# AIM
Copy out the records in full, word for word, without pictures.

-- START LISTING --

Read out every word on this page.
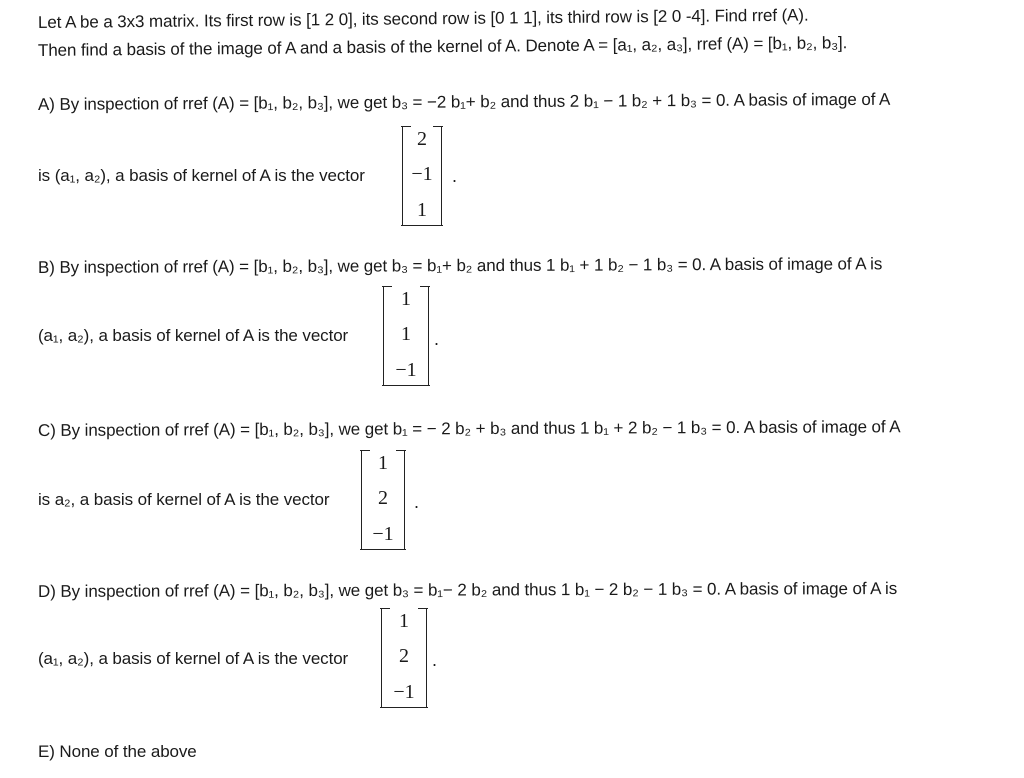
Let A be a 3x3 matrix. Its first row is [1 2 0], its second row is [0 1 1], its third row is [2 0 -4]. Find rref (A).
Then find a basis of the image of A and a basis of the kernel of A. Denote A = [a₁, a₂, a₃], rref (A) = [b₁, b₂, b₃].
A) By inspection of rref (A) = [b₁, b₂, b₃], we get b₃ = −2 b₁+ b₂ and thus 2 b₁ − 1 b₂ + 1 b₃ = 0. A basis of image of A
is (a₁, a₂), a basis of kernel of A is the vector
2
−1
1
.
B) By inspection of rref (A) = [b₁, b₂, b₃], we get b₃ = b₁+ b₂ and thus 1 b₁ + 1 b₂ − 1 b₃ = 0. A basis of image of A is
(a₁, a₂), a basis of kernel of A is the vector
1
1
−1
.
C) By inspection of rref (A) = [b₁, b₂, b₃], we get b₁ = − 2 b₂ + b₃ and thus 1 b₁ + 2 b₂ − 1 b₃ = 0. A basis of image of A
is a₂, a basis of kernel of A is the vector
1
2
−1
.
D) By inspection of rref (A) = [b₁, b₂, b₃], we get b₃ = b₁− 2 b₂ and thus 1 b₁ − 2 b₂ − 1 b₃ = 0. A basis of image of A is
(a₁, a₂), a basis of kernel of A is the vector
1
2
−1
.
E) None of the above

-- END LISTING --

# SOLUTION FOR THIS TASK
Read out every word on this page.
Let A be a 3x3 matrix. Its first row is [1 2 0], its second row is [0 1 1], its third row is [2 0 -4]. Find rref (A).
Then find a basis of the image of A and a basis of the kernel of A. Denote A = [a₁, a₂, a₃], rref (A) = [b₁, b₂, b₃].
A) By inspection of rref (A) = [b₁, b₂, b₃], we get b₃ = −2 b₁+ b₂ and thus 2 b₁ − 1 b₂ + 1 b₃ = 0. A basis of image of A
is (a₁, a₂), a basis of kernel of A is the vector
2
−1
1
.
B) By inspection of rref (A) = [b₁, b₂, b₃], we get b₃ = b₁+ b₂ and thus 1 b₁ + 1 b₂ − 1 b₃ = 0. A basis of image of A is
(a₁, a₂), a basis of kernel of A is the vector
1
1
−1
.
C) By inspection of rref (A) = [b₁, b₂, b₃], we get b₁ = − 2 b₂ + b₃ and thus 1 b₁ + 2 b₂ − 1 b₃ = 0. A basis of image of A
is a₂, a basis of kernel of A is the vector
1
2
−1
.
D) By inspection of rref (A) = [b₁, b₂, b₃], we get b₃ = b₁− 2 b₂ and thus 1 b₁ − 2 b₂ − 1 b₃ = 0. A basis of image of A is
(a₁, a₂), a basis of kernel of A is the vector
1
2
−1
.
E) None of the above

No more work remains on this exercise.